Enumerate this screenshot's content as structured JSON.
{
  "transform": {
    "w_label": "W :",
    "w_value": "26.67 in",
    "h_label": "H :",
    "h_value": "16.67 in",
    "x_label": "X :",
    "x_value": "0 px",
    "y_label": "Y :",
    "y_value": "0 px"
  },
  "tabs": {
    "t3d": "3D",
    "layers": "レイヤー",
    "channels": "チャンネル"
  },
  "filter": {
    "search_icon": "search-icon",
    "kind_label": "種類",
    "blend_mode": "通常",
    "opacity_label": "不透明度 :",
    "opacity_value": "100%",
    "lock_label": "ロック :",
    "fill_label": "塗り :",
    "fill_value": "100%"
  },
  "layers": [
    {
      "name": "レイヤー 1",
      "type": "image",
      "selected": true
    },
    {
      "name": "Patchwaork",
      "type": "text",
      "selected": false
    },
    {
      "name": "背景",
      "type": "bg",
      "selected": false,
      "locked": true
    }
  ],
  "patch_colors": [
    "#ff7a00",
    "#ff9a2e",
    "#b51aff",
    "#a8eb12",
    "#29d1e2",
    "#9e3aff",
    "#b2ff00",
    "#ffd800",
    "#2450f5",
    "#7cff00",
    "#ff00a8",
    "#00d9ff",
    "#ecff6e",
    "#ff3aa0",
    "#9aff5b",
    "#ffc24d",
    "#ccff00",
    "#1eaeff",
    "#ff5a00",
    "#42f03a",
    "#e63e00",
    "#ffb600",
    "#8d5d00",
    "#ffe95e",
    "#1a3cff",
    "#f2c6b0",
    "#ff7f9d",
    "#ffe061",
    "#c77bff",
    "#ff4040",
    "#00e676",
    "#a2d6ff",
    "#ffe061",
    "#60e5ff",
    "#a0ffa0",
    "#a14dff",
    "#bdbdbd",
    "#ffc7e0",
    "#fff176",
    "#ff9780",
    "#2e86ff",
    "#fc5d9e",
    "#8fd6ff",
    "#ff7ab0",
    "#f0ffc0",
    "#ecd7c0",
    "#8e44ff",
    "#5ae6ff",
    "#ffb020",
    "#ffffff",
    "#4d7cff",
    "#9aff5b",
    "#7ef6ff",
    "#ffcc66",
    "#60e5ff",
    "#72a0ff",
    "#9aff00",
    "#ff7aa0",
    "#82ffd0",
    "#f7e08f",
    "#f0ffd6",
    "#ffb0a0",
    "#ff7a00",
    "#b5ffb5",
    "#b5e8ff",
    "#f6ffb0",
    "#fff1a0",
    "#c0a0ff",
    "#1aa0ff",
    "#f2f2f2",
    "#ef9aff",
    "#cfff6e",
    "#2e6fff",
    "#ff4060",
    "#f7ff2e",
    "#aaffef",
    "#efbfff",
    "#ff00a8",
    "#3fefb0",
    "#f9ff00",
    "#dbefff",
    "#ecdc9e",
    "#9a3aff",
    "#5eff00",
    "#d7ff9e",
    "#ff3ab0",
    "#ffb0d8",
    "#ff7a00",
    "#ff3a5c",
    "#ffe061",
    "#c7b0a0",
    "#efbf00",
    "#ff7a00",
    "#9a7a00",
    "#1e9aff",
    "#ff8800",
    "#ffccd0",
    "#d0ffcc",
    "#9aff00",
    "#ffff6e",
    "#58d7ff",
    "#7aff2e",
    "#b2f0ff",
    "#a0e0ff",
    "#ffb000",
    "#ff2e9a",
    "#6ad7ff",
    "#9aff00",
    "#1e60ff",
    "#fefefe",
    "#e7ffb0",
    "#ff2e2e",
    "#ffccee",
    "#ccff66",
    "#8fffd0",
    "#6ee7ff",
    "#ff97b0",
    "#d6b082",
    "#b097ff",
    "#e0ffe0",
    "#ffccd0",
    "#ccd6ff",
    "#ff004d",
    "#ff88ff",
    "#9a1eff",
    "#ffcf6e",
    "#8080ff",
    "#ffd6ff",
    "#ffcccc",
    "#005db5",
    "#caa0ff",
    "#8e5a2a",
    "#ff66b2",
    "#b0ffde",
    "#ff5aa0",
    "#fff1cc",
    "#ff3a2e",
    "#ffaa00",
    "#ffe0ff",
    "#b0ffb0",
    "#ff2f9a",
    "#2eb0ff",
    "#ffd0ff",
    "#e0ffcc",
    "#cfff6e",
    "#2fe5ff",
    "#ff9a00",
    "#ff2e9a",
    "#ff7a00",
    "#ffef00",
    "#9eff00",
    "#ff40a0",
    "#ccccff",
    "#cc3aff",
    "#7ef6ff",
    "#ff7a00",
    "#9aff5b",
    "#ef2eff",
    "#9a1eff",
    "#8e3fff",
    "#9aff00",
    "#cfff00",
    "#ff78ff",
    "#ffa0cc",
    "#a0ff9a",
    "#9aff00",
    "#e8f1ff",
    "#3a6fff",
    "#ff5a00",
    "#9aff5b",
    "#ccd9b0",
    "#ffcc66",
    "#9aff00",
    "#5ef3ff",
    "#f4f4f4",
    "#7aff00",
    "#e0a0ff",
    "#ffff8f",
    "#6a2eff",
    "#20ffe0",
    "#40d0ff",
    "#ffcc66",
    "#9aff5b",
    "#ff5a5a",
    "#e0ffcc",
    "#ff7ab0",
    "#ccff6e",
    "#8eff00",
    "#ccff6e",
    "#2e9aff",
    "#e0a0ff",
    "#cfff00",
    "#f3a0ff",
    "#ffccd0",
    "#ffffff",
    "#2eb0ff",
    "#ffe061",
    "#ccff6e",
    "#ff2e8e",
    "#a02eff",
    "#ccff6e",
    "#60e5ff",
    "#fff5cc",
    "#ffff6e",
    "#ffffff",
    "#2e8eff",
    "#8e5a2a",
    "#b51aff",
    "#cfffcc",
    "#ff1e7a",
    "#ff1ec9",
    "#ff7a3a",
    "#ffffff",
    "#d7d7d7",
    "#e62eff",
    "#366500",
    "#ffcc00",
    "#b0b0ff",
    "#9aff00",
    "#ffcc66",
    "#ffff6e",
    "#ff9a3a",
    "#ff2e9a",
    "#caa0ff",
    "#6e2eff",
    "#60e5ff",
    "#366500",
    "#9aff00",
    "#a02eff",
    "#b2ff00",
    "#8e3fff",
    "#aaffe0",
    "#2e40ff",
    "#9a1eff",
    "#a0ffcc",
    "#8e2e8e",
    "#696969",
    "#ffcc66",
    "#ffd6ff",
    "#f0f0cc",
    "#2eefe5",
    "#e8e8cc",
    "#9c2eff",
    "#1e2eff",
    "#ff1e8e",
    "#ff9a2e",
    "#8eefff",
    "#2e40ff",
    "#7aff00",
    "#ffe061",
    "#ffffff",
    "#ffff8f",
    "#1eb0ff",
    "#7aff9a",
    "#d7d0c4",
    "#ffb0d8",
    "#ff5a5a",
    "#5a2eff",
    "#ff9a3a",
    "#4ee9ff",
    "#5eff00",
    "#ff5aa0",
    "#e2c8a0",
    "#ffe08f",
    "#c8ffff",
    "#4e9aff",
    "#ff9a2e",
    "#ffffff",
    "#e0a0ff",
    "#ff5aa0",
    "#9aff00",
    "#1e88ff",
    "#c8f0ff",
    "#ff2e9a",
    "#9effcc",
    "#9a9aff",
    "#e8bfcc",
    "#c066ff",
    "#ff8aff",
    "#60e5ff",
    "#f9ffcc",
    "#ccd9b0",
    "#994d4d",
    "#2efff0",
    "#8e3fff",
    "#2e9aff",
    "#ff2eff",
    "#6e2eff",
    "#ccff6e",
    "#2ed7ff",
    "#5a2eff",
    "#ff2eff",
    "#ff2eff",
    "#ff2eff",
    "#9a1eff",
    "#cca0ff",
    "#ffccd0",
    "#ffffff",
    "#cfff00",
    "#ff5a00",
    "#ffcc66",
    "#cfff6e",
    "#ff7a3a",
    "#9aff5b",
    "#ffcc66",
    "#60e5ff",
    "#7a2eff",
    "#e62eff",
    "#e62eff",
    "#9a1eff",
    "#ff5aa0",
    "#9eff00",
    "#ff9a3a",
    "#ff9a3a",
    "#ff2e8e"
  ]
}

* * * * * * * * *

EXERCISE TASK —
Looking at the records above, report how many lines contain the word "selected". Answer with the number only.

RESPONSE —
3